A block of data:
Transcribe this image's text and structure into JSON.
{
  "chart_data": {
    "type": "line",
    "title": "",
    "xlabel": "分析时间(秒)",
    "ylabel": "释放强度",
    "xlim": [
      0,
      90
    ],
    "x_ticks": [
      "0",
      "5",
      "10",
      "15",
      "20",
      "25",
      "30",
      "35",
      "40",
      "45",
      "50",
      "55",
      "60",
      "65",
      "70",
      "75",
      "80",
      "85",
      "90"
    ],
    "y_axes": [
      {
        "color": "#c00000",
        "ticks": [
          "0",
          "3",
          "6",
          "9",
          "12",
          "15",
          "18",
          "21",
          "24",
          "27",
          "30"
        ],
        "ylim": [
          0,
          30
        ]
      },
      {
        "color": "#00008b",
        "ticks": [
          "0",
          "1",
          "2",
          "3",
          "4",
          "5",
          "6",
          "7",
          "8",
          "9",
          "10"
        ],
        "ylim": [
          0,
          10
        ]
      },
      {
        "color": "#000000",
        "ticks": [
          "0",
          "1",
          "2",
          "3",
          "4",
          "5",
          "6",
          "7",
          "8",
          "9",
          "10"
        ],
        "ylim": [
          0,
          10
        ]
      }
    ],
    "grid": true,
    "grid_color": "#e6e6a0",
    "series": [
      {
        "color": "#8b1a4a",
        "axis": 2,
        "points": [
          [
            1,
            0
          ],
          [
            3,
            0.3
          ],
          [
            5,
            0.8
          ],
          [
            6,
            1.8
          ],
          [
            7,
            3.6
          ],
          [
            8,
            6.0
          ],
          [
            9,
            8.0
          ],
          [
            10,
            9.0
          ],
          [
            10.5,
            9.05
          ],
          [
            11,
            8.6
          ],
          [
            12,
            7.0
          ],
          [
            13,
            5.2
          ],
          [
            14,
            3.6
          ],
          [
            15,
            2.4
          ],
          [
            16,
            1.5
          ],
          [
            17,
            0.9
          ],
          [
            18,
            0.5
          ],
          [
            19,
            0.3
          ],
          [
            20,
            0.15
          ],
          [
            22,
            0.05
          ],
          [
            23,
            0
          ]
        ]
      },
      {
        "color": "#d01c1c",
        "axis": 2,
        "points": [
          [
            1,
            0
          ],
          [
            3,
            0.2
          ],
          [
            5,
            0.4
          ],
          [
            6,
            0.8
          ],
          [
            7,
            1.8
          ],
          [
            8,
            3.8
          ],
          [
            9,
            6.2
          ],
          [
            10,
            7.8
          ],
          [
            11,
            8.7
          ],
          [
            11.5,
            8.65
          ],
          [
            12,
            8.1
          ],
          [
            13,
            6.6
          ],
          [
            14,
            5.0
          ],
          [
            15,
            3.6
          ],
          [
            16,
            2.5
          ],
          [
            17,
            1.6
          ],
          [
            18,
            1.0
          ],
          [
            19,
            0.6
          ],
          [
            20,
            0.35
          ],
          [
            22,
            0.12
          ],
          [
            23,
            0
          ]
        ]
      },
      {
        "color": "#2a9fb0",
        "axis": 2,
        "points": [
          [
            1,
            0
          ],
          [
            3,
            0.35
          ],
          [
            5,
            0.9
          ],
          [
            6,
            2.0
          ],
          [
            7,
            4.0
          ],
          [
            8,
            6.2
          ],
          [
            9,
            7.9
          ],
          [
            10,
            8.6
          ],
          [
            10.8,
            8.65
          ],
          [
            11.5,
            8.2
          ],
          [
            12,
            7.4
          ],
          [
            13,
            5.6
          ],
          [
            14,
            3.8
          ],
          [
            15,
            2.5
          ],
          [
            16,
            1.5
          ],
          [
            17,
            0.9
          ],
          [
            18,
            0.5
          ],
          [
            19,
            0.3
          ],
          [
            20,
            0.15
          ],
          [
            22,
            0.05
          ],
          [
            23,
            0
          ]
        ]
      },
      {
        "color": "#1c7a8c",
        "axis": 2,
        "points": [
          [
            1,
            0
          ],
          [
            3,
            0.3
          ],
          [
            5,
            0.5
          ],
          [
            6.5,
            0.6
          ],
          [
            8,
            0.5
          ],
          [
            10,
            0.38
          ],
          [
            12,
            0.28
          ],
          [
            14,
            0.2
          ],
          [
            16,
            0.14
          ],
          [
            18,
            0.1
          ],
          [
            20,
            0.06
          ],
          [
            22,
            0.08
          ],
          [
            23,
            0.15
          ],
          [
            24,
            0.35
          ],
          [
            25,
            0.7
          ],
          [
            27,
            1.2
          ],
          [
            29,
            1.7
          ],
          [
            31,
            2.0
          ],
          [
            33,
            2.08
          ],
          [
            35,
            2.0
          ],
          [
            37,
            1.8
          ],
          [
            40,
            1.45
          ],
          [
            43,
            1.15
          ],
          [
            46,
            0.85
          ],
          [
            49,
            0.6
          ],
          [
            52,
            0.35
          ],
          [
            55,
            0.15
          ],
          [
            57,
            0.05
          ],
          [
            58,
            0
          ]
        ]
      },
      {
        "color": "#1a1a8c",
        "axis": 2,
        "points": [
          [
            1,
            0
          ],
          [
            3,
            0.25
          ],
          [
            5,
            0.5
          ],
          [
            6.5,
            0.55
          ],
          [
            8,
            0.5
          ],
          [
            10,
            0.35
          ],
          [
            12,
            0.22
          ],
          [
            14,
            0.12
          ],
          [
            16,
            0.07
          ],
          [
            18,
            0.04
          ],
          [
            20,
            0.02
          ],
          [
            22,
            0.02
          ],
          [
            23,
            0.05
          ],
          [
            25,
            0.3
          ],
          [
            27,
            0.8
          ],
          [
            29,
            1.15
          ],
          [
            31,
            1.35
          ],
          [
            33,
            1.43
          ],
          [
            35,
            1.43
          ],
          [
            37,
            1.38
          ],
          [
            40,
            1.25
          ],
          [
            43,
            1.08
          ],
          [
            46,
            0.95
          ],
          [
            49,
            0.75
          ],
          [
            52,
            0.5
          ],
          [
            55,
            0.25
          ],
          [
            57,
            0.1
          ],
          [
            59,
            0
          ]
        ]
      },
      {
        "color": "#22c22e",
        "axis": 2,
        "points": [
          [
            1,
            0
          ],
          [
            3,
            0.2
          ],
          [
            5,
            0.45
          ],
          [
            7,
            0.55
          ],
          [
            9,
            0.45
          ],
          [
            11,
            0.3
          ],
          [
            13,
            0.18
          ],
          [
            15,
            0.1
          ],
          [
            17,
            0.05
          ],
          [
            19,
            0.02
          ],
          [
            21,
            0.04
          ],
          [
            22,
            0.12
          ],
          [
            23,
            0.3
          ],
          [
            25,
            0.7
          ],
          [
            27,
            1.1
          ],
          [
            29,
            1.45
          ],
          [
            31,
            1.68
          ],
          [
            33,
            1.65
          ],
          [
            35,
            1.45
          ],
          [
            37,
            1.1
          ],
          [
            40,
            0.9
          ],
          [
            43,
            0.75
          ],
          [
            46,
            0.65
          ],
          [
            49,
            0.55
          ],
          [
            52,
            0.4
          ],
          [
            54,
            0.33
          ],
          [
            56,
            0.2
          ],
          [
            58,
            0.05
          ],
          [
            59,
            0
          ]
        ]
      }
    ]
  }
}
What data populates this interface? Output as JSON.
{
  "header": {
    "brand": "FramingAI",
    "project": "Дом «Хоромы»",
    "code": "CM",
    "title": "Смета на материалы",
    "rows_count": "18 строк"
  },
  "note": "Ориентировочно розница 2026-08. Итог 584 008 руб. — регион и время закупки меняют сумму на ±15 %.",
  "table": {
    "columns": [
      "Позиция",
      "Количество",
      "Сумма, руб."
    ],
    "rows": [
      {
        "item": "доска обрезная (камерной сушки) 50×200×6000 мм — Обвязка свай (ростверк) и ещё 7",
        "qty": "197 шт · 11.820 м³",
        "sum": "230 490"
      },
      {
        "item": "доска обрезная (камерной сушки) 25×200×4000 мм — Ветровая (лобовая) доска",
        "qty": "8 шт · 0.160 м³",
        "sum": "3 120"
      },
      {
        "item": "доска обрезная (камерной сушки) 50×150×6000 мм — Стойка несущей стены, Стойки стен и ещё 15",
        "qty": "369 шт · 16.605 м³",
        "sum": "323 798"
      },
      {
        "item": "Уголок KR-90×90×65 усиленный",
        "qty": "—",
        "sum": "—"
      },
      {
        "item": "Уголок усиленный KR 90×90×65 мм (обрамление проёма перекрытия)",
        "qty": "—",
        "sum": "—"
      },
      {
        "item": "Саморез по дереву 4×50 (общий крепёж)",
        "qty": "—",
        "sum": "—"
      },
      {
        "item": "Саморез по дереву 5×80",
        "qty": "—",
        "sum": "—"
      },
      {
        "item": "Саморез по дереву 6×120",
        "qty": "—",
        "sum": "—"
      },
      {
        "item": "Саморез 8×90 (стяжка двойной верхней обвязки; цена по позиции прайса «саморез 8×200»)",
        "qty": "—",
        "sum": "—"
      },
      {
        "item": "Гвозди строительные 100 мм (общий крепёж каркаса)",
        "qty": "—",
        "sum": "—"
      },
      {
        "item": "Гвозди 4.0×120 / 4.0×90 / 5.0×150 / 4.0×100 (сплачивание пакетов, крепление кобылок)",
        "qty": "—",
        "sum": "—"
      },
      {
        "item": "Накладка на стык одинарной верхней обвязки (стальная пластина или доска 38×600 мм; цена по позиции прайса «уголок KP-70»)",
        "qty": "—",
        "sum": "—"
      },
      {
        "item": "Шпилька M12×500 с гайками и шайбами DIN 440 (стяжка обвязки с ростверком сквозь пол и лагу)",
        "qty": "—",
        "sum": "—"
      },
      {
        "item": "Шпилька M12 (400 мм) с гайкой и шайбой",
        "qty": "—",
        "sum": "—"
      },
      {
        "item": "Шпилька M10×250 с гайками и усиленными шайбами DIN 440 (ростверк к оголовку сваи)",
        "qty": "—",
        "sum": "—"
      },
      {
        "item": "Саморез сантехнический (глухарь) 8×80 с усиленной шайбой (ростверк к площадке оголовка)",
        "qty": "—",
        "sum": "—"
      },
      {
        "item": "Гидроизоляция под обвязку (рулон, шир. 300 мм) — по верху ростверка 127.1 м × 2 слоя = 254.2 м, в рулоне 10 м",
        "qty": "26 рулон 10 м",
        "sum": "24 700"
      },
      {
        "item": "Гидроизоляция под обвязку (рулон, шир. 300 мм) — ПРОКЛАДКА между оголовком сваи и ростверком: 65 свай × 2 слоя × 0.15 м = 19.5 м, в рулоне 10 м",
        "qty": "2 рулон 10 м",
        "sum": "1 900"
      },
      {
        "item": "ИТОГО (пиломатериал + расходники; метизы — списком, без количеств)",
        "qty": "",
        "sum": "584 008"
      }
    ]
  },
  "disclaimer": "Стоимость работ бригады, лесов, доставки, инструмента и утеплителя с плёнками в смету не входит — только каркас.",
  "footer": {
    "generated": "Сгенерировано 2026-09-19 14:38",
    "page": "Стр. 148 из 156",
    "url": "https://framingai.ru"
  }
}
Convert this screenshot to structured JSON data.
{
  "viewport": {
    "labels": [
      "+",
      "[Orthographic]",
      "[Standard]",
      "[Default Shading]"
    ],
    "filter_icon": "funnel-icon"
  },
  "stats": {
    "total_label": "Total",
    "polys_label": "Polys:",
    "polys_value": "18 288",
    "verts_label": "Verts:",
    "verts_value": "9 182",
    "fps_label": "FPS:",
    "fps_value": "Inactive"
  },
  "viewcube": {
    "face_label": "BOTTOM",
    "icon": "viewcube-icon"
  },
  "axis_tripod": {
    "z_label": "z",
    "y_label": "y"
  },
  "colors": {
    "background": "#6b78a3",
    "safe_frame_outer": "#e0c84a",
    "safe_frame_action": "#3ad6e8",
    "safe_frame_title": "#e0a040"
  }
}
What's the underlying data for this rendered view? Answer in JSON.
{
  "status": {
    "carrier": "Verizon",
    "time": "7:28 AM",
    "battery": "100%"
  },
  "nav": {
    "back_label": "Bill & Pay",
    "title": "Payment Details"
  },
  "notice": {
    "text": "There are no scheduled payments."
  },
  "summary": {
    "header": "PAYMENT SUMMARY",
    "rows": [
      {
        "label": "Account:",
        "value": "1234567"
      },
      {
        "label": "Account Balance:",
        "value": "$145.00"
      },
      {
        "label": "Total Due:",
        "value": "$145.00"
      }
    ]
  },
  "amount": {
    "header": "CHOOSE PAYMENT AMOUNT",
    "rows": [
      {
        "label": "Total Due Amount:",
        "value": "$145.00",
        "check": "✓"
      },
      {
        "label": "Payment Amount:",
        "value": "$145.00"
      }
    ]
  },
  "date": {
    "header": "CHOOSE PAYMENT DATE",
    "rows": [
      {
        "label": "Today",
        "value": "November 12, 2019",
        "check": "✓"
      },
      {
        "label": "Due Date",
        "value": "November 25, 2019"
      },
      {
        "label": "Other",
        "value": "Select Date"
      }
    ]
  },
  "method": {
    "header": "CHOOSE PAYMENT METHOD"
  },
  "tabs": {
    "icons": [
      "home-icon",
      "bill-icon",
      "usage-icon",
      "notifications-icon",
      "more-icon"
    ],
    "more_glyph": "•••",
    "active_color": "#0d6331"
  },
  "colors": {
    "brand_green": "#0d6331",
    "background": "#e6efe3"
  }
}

## What the task asks
Above are several records. Count the lines among them that contain "гайками" and give only the total.

## Worked answer
2